Material provided |
****************************************

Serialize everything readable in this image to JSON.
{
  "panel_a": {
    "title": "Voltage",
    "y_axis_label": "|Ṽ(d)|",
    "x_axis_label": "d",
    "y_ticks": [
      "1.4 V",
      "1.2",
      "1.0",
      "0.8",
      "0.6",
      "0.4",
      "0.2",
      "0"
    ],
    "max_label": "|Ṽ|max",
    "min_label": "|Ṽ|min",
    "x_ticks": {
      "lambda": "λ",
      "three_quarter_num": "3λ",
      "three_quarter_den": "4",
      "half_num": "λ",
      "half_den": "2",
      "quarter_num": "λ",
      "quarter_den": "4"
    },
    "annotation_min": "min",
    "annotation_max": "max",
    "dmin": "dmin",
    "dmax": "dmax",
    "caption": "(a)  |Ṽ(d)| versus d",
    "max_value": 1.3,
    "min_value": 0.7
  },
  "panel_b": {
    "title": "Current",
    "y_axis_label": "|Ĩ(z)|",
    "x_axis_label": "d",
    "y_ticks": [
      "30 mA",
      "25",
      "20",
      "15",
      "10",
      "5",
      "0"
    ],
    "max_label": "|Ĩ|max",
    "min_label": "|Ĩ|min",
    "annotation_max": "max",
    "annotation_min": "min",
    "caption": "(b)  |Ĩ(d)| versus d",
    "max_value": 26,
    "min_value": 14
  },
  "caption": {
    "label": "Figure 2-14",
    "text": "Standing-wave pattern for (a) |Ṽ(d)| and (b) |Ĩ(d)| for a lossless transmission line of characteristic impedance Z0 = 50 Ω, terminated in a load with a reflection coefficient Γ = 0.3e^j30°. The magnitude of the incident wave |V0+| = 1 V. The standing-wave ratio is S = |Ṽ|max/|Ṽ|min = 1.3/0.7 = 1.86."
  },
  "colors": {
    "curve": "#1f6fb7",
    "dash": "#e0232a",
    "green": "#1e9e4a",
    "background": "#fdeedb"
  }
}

****************************************

Work to complete | Restate the listing above word for word.

Solution to this problem |
Serialize everything readable in this image to JSON.
{
  "panel_a": {
    "title": "Voltage",
    "y_axis_label": "|Ṽ(d)|",
    "x_axis_label": "d",
    "y_ticks": [
      "1.4 V",
      "1.2",
      "1.0",
      "0.8",
      "0.6",
      "0.4",
      "0.2",
      "0"
    ],
    "max_label": "|Ṽ|max",
    "min_label": "|Ṽ|min",
    "x_ticks": {
      "lambda": "λ",
      "three_quarter_num": "3λ",
      "three_quarter_den": "4",
      "half_num": "λ",
      "half_den": "2",
      "quarter_num": "λ",
      "quarter_den": "4"
    },
    "annotation_min": "min",
    "annotation_max": "max",
    "dmin": "dmin",
    "dmax": "dmax",
    "caption": "(a)  |Ṽ(d)| versus d",
    "max_value": 1.3,
    "min_value": 0.7
  },
  "panel_b": {
    "title": "Current",
    "y_axis_label": "|Ĩ(z)|",
    "x_axis_label": "d",
    "y_ticks": [
      "30 mA",
      "25",
      "20",
      "15",
      "10",
      "5",
      "0"
    ],
    "max_label": "|Ĩ|max",
    "min_label": "|Ĩ|min",
    "annotation_max": "max",
    "annotation_min": "min",
    "caption": "(b)  |Ĩ(d)| versus d",
    "max_value": 26,
    "min_value": 14
  },
  "caption": {
    "label": "Figure 2-14",
    "text": "Standing-wave pattern for (a) |Ṽ(d)| and (b) |Ĩ(d)| for a lossless transmission line of characteristic impedance Z0 = 50 Ω, terminated in a load with a reflection coefficient Γ = 0.3e^j30°. The magnitude of the incident wave |V0+| = 1 V. The standing-wave ratio is S = |Ṽ|max/|Ṽ|min = 1.3/0.7 = 1.86."
  },
  "colors": {
    "curve": "#1f6fb7",
    "dash": "#e0232a",
    "green": "#1e9e4a",
    "background": "#fdeedb"
  }
}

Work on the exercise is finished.